▸ **Data shown**:
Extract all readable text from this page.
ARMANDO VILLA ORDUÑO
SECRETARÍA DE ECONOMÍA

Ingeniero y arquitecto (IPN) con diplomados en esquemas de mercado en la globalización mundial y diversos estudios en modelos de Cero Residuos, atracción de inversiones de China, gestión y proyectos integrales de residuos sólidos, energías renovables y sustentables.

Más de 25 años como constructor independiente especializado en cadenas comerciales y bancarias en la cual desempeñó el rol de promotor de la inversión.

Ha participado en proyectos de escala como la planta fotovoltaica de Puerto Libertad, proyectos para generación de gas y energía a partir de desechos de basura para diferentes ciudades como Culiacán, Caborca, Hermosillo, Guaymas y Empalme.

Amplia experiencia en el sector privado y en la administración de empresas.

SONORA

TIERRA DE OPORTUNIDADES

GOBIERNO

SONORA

--

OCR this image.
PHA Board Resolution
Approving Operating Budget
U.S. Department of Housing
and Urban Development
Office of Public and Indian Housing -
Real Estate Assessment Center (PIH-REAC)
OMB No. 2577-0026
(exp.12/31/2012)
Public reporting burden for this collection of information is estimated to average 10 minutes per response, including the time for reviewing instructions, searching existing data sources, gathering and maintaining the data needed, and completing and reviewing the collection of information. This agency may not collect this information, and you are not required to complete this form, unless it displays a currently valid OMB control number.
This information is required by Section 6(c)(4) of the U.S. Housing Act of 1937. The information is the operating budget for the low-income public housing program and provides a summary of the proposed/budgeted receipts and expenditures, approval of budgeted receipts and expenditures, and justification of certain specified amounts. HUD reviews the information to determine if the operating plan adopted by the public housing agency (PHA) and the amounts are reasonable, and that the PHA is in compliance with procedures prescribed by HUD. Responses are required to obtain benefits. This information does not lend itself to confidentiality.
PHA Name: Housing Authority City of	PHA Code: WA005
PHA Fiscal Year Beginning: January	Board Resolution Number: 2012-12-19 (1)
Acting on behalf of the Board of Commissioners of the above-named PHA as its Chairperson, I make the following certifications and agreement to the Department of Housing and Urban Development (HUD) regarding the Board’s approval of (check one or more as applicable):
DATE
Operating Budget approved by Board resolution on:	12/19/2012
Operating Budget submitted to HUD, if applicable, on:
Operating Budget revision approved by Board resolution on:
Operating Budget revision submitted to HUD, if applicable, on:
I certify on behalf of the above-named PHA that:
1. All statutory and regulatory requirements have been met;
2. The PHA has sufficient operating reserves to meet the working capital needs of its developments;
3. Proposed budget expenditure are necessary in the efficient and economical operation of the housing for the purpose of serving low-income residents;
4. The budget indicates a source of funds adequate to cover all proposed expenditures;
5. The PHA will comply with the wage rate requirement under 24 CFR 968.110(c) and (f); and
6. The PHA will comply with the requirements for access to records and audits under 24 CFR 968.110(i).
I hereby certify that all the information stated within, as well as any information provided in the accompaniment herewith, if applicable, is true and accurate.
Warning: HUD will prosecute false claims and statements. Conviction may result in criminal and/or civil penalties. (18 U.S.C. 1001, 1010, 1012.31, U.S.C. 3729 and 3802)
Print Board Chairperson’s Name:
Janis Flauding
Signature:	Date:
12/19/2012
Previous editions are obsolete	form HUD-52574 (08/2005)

▸ **Your task**:
Go through the records and show every line with the string "revision" in it.

▸ **Correct response**:
Operating Budget revision approved by Board resolution on:
Operating Budget revision submitted to HUD, if applicable, on:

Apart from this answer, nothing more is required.